# STATED EXERCISE:
Locate the word "content" in the entries below, then gather every line that holds it.

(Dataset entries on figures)
================
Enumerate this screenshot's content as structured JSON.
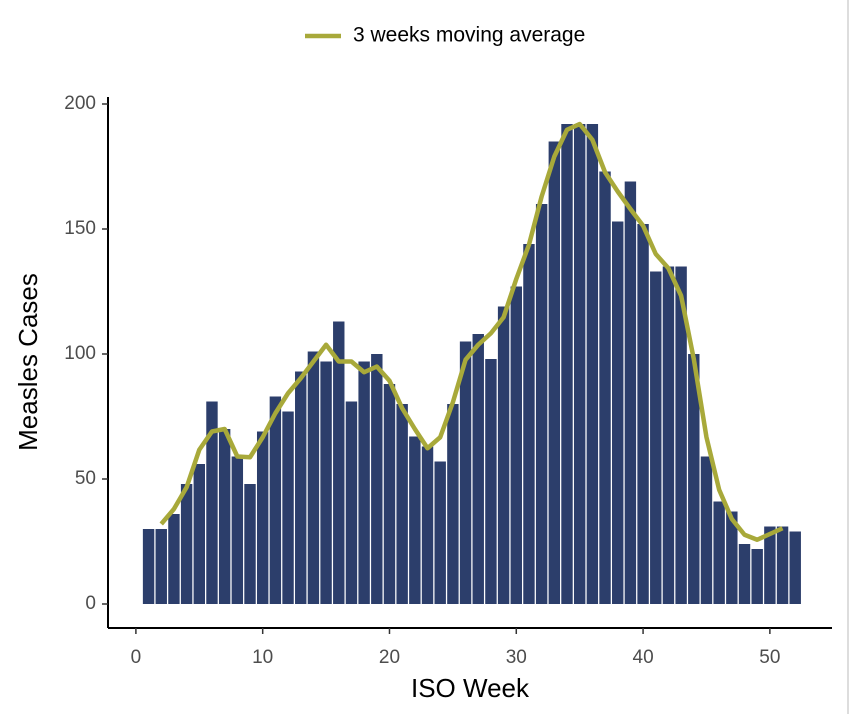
{
  "chart_data": {
    "type": "bar",
    "x_label": "ISO Week",
    "y_label": "Measles Cases",
    "x": [
      1,
      2,
      3,
      4,
      5,
      6,
      7,
      8,
      9,
      10,
      11,
      12,
      13,
      14,
      15,
      16,
      17,
      18,
      19,
      20,
      21,
      22,
      23,
      24,
      25,
      26,
      27,
      28,
      29,
      30,
      31,
      32,
      33,
      34,
      35,
      36,
      37,
      38,
      39,
      40,
      41,
      42,
      43,
      44,
      45,
      46,
      47,
      48,
      49,
      50,
      51,
      52
    ],
    "series": [
      {
        "type": "bar",
        "color": "#2c3e6b",
        "values": [
          30,
          30,
          36,
          48,
          56,
          81,
          70,
          59,
          48,
          69,
          83,
          77,
          93,
          101,
          97,
          113,
          81,
          97,
          100,
          88,
          80,
          67,
          63,
          57,
          80,
          105,
          108,
          98,
          119,
          127,
          144,
          160,
          185,
          192,
          192,
          192,
          173,
          153,
          169,
          152,
          133,
          135,
          135,
          100,
          59,
          41,
          37,
          24,
          22,
          31,
          31,
          29
        ]
      },
      {
        "type": "line",
        "name": "3 weeks moving average",
        "color": "#a8a93a",
        "values": [
          null,
          32,
          38,
          46.7,
          61.7,
          69,
          70,
          59,
          58.7,
          66.7,
          76.3,
          84.3,
          90.3,
          97,
          103.7,
          97,
          97,
          92.7,
          95,
          89.3,
          78.3,
          70,
          62.3,
          66.7,
          80.7,
          97.7,
          103.7,
          108.3,
          114.7,
          130,
          143.7,
          163,
          179,
          189.7,
          192,
          185.7,
          172.7,
          165,
          158,
          151.3,
          140,
          134.3,
          123.3,
          98,
          66.7,
          45.7,
          34,
          27.7,
          25.7,
          28,
          30.3,
          null
        ]
      }
    ],
    "xlim": [
      -2.2,
      54.9
    ],
    "ylim": [
      -9.6,
      202.8
    ],
    "xticks": [
      0,
      10,
      20,
      30,
      40,
      50
    ],
    "yticks": [
      0,
      50,
      100,
      150,
      200
    ],
    "legend": "top"
  }
}
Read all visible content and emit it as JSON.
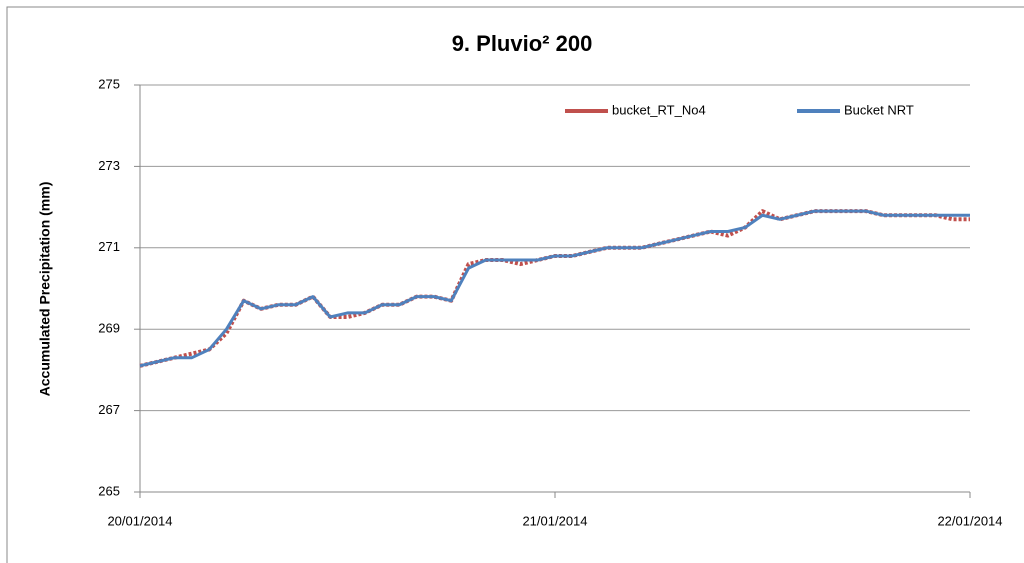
{
  "chart_data": {
    "type": "line",
    "title": "9. Pluvio² 200",
    "y_label": "Accumulated Precipitation (mm)",
    "categories": [
      "20/01/2014",
      null,
      null,
      null,
      null,
      null,
      null,
      null,
      null,
      null,
      null,
      null,
      null,
      null,
      null,
      null,
      null,
      null,
      null,
      null,
      null,
      null,
      null,
      null,
      "21/01/2014",
      null,
      null,
      null,
      null,
      null,
      null,
      null,
      null,
      null,
      null,
      null,
      null,
      null,
      null,
      null,
      null,
      null,
      null,
      null,
      null,
      null,
      null,
      null,
      "22/01/2014"
    ],
    "series": [
      {
        "name": "bucket_RT_No4",
        "color": "#c0504d",
        "values": [
          268.1,
          268.2,
          268.3,
          268.4,
          268.5,
          268.9,
          269.7,
          269.5,
          269.6,
          269.6,
          269.8,
          269.3,
          269.3,
          269.4,
          269.6,
          269.6,
          269.8,
          269.8,
          269.7,
          270.6,
          270.7,
          270.7,
          270.6,
          270.7,
          270.8,
          270.8,
          270.9,
          271.0,
          271.0,
          271.0,
          271.1,
          271.2,
          271.3,
          271.4,
          271.3,
          271.5,
          271.9,
          271.7,
          271.8,
          271.9,
          271.9,
          271.9,
          271.9,
          271.8,
          271.8,
          271.8,
          271.8,
          271.7,
          271.7
        ]
      },
      {
        "name": "Bucket NRT",
        "color": "#4f81bd",
        "values": [
          268.1,
          268.2,
          268.3,
          268.3,
          268.5,
          269.0,
          269.7,
          269.5,
          269.6,
          269.6,
          269.8,
          269.3,
          269.4,
          269.4,
          269.6,
          269.6,
          269.8,
          269.8,
          269.7,
          270.5,
          270.7,
          270.7,
          270.7,
          270.7,
          270.8,
          270.8,
          270.9,
          271.0,
          271.0,
          271.0,
          271.1,
          271.2,
          271.3,
          271.4,
          271.4,
          271.5,
          271.8,
          271.7,
          271.8,
          271.9,
          271.9,
          271.9,
          271.9,
          271.8,
          271.8,
          271.8,
          271.8,
          271.8,
          271.8
        ]
      }
    ],
    "ylim": [
      265,
      275
    ],
    "yticks": [
      265,
      267,
      269,
      271,
      273,
      275
    ],
    "grid": true,
    "legend": "top-right"
  }
}
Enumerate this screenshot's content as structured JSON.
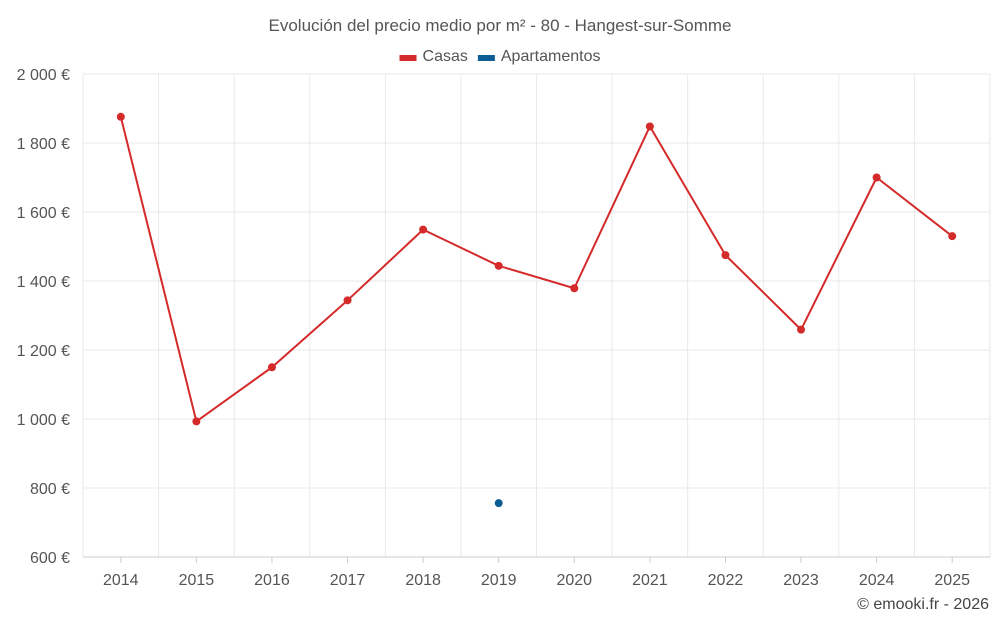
{
  "chart_data": {
    "type": "line",
    "title": "Evolución del precio medio por m² - 80 - Hangest-sur-Somme",
    "xlabel": "",
    "ylabel": "",
    "categories": [
      "2014",
      "2015",
      "2016",
      "2017",
      "2018",
      "2019",
      "2020",
      "2021",
      "2022",
      "2023",
      "2024",
      "2025"
    ],
    "series": [
      {
        "name": "Casas",
        "color": "#d42a2a",
        "values": [
          1876,
          993,
          1150,
          1344,
          1549,
          1444,
          1379,
          1848,
          1475,
          1259,
          1700,
          1530
        ]
      },
      {
        "name": "Apartamentos",
        "color": "#0b5e93",
        "values": [
          null,
          null,
          null,
          null,
          null,
          756,
          null,
          null,
          null,
          null,
          null,
          null
        ]
      }
    ],
    "ylim": [
      600,
      2000
    ],
    "yticks": [
      {
        "value": 600,
        "label": "600 €"
      },
      {
        "value": 800,
        "label": "800 €"
      },
      {
        "value": 1000,
        "label": "1 000 €"
      },
      {
        "value": 1200,
        "label": "1 200 €"
      },
      {
        "value": 1400,
        "label": "1 400 €"
      },
      {
        "value": 1600,
        "label": "1 600 €"
      },
      {
        "value": 1800,
        "label": "1 800 €"
      },
      {
        "value": 2000,
        "label": "2 000 €"
      }
    ],
    "grid": true,
    "legend_position": "top-center"
  },
  "credit": "© emooki.fr - 2026"
}
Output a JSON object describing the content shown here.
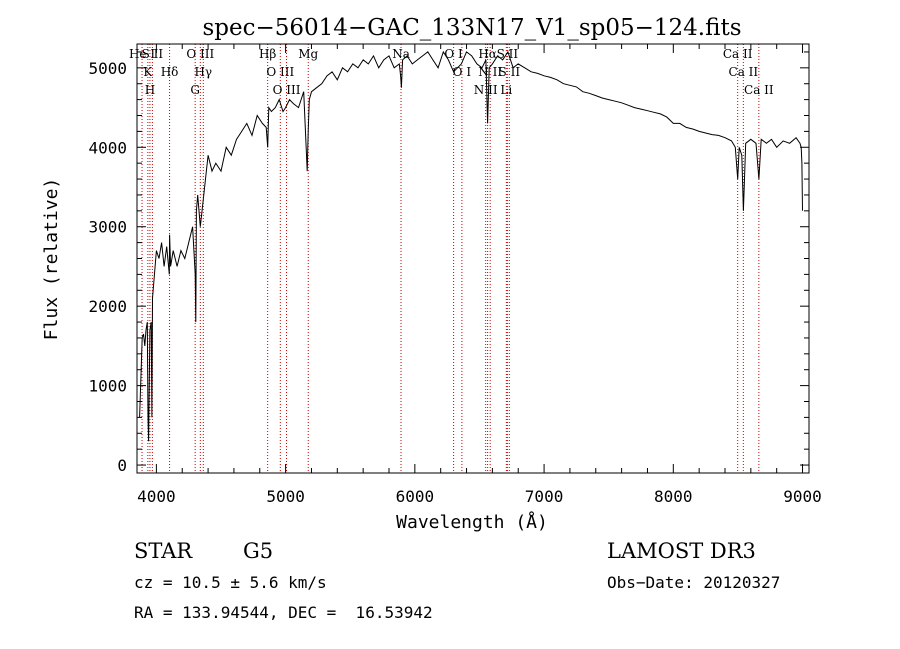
{
  "chart_data": {
    "type": "line",
    "title": "spec−56014−GAC_133N17_V1_sp05−124.fits",
    "xlabel": "Wavelength (Å)",
    "ylabel": "Flux (relative)",
    "xlim": [
      3850,
      9050
    ],
    "ylim": [
      -100,
      5300
    ],
    "xticks": [
      4000,
      5000,
      6000,
      7000,
      8000,
      9000
    ],
    "xtick_labels": [
      "4000",
      "5000",
      "6000",
      "7000",
      "8000",
      "9000"
    ],
    "yticks": [
      0,
      1000,
      2000,
      3000,
      4000,
      5000
    ],
    "ytick_labels": [
      "0",
      "1000",
      "2000",
      "3000",
      "4000",
      "5000"
    ],
    "grid": false,
    "line_color": "#000000",
    "marker_line_color": "#cc0000",
    "series": [
      {
        "x": [
          3870,
          3880,
          3890,
          3900,
          3910,
          3920,
          3930,
          3935,
          3940,
          3950,
          3960,
          3965,
          3970,
          3980,
          3990,
          4000,
          4020,
          4040,
          4060,
          4080,
          4100,
          4102,
          4110,
          4130,
          4160,
          4190,
          4220,
          4250,
          4280,
          4300,
          4305,
          4310,
          4320,
          4340,
          4360,
          4380,
          4400,
          4430,
          4460,
          4500,
          4540,
          4580,
          4620,
          4660,
          4700,
          4740,
          4780,
          4820,
          4850,
          4861,
          4870,
          4890,
          4920,
          4950,
          4980,
          5000,
          5030,
          5060,
          5100,
          5140,
          5167,
          5175,
          5183,
          5200,
          5240,
          5280,
          5320,
          5360,
          5400,
          5440,
          5480,
          5520,
          5560,
          5600,
          5640,
          5680,
          5720,
          5760,
          5800,
          5840,
          5880,
          5890,
          5896,
          5905,
          5940,
          5980,
          6020,
          6060,
          6100,
          6140,
          6180,
          6220,
          6260,
          6300,
          6360,
          6400,
          6440,
          6480,
          6520,
          6550,
          6563,
          6575,
          6600,
          6640,
          6680,
          6720,
          6760,
          6800,
          6850,
          6900,
          6950,
          7000,
          7050,
          7100,
          7150,
          7200,
          7250,
          7300,
          7350,
          7400,
          7450,
          7500,
          7550,
          7600,
          7650,
          7700,
          7750,
          7800,
          7850,
          7900,
          7950,
          8000,
          8050,
          8100,
          8150,
          8200,
          8250,
          8300,
          8350,
          8400,
          8450,
          8480,
          8498,
          8510,
          8530,
          8542,
          8560,
          8600,
          8640,
          8662,
          8680,
          8720,
          8760,
          8800,
          8850,
          8900,
          8950,
          8980,
          8990,
          8995,
          9000
        ],
        "y": [
          600,
          1100,
          1600,
          1650,
          1500,
          1700,
          1800,
          600,
          300,
          1700,
          1800,
          600,
          2100,
          2300,
          2500,
          2700,
          2600,
          2800,
          2500,
          2750,
          2400,
          2900,
          2500,
          2700,
          2500,
          2700,
          2600,
          2800,
          3000,
          2400,
          1800,
          3200,
          3400,
          3000,
          3300,
          3600,
          3900,
          3700,
          3800,
          3700,
          4000,
          3900,
          4100,
          4200,
          4300,
          4150,
          4400,
          4300,
          4250,
          4000,
          4500,
          4450,
          4500,
          4600,
          4450,
          4500,
          4600,
          4550,
          4500,
          4700,
          3700,
          4200,
          4600,
          4700,
          4750,
          4800,
          4900,
          4950,
          4850,
          5000,
          4950,
          5050,
          5000,
          5100,
          5050,
          5150,
          5000,
          5100,
          5150,
          5000,
          5050,
          4900,
          4750,
          5100,
          5150,
          5050,
          5100,
          5150,
          5200,
          5100,
          5000,
          5200,
          5100,
          4950,
          5050,
          5200,
          5150,
          5050,
          5000,
          5100,
          4300,
          5000,
          5050,
          5150,
          5100,
          5200,
          5000,
          5050,
          5000,
          4950,
          4930,
          4900,
          4880,
          4850,
          4800,
          4780,
          4760,
          4700,
          4680,
          4650,
          4620,
          4600,
          4580,
          4560,
          4530,
          4500,
          4480,
          4460,
          4440,
          4420,
          4380,
          4300,
          4300,
          4250,
          4230,
          4200,
          4180,
          4160,
          4150,
          4120,
          4080,
          4000,
          3600,
          4000,
          3900,
          3200,
          4050,
          4100,
          4050,
          3600,
          4100,
          4050,
          4100,
          4000,
          4080,
          4050,
          4120,
          4050,
          4000,
          3800,
          3200
        ]
      }
    ],
    "line_markers": [
      {
        "x": 3889,
        "label": "He I"
      },
      {
        "x": 3934,
        "label": "K"
      },
      {
        "x": 3950,
        "label": "H"
      },
      {
        "x": 3969,
        "label": "S II"
      },
      {
        "x": 4102,
        "label": "Hδ"
      },
      {
        "x": 4300,
        "label": "G"
      },
      {
        "x": 4340,
        "label": "O III"
      },
      {
        "x": 4363,
        "label": "Hγ"
      },
      {
        "x": 4861,
        "label": "Hβ"
      },
      {
        "x": 4959,
        "label": "O III"
      },
      {
        "x": 5007,
        "label": "O III"
      },
      {
        "x": 5175,
        "label": "Mg"
      },
      {
        "x": 5893,
        "label": "Na"
      },
      {
        "x": 6300,
        "label": "O I"
      },
      {
        "x": 6364,
        "label": "O I"
      },
      {
        "x": 6548,
        "label": "N II"
      },
      {
        "x": 6563,
        "label": "Hα"
      },
      {
        "x": 6583,
        "label": "N II"
      },
      {
        "x": 6708,
        "label": "Li"
      },
      {
        "x": 6716,
        "label": "S II"
      },
      {
        "x": 6731,
        "label": "S II"
      },
      {
        "x": 8498,
        "label": "Ca II"
      },
      {
        "x": 8542,
        "label": "Ca II"
      },
      {
        "x": 8662,
        "label": "Ca II"
      }
    ]
  },
  "info": {
    "class_label": "STAR",
    "subclass": "G5",
    "cz_line": "cz = 10.5 ± 5.6 km/s",
    "coords_line": "RA = 133.94544, DEC =  16.53942",
    "survey": "LAMOST DR3",
    "obs_date": "Obs−Date: 20120327"
  }
}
================
# SOLUTION:
Enumerate this screenshot's content as structured JSON.
Read all visible content and emit it as JSON.
Enumerate this screenshot's content as structured JSON.
Output a JSON object describing the content shown here.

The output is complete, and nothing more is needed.